>> BEGIN Exercise material

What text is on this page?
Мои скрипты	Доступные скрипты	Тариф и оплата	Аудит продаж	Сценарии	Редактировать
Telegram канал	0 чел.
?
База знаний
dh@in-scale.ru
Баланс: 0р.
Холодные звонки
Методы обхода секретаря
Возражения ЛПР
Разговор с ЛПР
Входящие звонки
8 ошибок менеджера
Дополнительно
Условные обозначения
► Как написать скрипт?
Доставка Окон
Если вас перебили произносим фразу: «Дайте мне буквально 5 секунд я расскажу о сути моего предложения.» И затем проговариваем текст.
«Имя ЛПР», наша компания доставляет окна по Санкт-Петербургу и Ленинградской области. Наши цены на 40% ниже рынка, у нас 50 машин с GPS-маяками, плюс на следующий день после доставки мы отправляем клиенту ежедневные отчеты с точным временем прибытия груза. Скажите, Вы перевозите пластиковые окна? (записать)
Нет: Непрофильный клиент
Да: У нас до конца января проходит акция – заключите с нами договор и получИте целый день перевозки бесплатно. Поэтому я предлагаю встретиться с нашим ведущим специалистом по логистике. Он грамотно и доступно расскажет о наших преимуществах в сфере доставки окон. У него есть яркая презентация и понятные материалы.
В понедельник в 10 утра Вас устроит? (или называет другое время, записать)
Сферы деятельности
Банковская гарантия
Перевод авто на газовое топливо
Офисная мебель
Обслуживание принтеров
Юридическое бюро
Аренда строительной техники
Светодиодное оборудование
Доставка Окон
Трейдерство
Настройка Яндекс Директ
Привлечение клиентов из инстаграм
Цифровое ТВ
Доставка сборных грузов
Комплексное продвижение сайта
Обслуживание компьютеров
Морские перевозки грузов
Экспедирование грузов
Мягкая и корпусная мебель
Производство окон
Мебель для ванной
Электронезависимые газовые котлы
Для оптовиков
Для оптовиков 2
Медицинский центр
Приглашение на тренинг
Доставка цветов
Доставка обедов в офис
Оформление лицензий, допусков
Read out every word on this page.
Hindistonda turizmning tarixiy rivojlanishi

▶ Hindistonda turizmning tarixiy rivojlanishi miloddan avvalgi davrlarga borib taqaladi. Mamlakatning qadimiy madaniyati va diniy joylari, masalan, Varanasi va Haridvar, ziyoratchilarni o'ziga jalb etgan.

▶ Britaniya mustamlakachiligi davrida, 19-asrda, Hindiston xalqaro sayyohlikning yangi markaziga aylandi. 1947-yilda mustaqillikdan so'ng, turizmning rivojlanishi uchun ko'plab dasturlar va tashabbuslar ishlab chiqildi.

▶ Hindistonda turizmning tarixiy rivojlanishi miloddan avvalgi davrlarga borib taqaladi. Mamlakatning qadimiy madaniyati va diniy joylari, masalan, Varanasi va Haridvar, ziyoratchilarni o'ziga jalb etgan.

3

>> END Exercise material

**What you have to do**
Copy down the whole of the data above, matching it exactly.

**Answer to this task**
What text is on this page?
Мои скрипты	Доступные скрипты	Тариф и оплата	Аудит продаж	Сценарии	Редактировать
Telegram канал	0 чел.
?
База знаний
dh@in-scale.ru
Баланс: 0р.
Холодные звонки
Методы обхода секретаря
Возражения ЛПР
Разговор с ЛПР
Входящие звонки
8 ошибок менеджера
Дополнительно
Условные обозначения
► Как написать скрипт?
Доставка Окон
Если вас перебили произносим фразу: «Дайте мне буквально 5 секунд я расскажу о сути моего предложения.» И затем проговариваем текст.
«Имя ЛПР», наша компания доставляет окна по Санкт-Петербургу и Ленинградской области. Наши цены на 40% ниже рынка, у нас 50 машин с GPS-маяками, плюс на следующий день после доставки мы отправляем клиенту ежедневные отчеты с точным временем прибытия груза. Скажите, Вы перевозите пластиковые окна? (записать)
Нет: Непрофильный клиент
Да: У нас до конца января проходит акция – заключите с нами договор и получИте целый день перевозки бесплатно. Поэтому я предлагаю встретиться с нашим ведущим специалистом по логистике. Он грамотно и доступно расскажет о наших преимуществах в сфере доставки окон. У него есть яркая презентация и понятные материалы.
В понедельник в 10 утра Вас устроит? (или называет другое время, записать)
Сферы деятельности
Банковская гарантия
Перевод авто на газовое топливо
Офисная мебель
Обслуживание принтеров
Юридическое бюро
Аренда строительной техники
Светодиодное оборудование
Доставка Окон
Трейдерство
Настройка Яндекс Директ
Привлечение клиентов из инстаграм
Цифровое ТВ
Доставка сборных грузов
Комплексное продвижение сайта
Обслуживание компьютеров
Морские перевозки грузов
Экспедирование грузов
Мягкая и корпусная мебель
Производство окон
Мебель для ванной
Электронезависимые газовые котлы
Для оптовиков
Для оптовиков 2
Медицинский центр
Приглашение на тренинг
Доставка цветов
Доставка обедов в офис
Оформление лицензий, допусков
Read out every word on this page.
Hindistonda turizmning tarixiy rivojlanishi

▶ Hindistonda turizmning tarixiy rivojlanishi miloddan avvalgi davrlarga borib taqaladi. Mamlakatning qadimiy madaniyati va diniy joylari, masalan, Varanasi va Haridvar, ziyoratchilarni o'ziga jalb etgan.

▶ Britaniya mustamlakachiligi davrida, 19-asrda, Hindiston xalqaro sayyohlikning yangi markaziga aylandi. 1947-yilda mustaqillikdan so'ng, turizmning rivojlanishi uchun ko'plab dasturlar va tashabbuslar ishlab chiqildi.

▶ Hindistonda turizmning tarixiy rivojlanishi miloddan avvalgi davrlarga borib taqaladi. Mamlakatning qadimiy madaniyati va diniy joylari, masalan, Varanasi va Haridvar, ziyoratchilarni o'ziga jalb etgan.

3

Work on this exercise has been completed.